**Data listing**
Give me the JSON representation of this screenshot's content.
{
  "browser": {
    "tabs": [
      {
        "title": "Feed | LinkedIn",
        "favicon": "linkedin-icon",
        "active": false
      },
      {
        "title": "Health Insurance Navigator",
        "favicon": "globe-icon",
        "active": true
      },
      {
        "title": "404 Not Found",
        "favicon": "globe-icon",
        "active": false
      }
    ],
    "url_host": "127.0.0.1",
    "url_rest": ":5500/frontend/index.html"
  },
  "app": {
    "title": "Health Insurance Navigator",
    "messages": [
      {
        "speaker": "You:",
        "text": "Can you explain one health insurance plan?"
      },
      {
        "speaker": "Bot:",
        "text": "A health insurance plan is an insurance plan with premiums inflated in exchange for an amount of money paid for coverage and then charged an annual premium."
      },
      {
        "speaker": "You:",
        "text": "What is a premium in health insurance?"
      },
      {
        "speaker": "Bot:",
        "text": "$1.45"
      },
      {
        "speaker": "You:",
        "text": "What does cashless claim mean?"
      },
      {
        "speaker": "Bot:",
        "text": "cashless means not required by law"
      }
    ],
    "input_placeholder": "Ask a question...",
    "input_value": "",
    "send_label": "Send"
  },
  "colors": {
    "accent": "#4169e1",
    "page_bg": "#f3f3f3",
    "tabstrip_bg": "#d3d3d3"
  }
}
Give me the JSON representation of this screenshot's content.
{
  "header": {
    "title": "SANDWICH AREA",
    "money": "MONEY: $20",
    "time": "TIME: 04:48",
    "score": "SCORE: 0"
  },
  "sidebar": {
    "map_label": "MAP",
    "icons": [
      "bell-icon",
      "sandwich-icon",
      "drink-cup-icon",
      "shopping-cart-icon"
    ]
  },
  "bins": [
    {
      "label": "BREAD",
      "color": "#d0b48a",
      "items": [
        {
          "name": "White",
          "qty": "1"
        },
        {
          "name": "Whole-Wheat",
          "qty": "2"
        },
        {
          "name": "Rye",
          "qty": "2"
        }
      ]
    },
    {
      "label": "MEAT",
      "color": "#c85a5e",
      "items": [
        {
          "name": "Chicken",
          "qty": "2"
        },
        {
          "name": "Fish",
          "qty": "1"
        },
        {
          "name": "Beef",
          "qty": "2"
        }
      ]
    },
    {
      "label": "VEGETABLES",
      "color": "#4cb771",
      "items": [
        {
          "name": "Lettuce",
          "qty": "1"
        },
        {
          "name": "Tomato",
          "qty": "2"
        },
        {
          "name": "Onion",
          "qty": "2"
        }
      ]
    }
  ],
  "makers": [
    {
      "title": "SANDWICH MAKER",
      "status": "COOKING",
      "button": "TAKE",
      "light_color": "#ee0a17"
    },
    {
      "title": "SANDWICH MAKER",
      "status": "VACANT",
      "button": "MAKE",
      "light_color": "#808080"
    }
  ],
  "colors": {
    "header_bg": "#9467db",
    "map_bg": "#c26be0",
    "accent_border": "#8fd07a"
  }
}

**Directions**
Only the number is wanted: how many lines in the preceding entries hold the string "text"?

**Task response**
6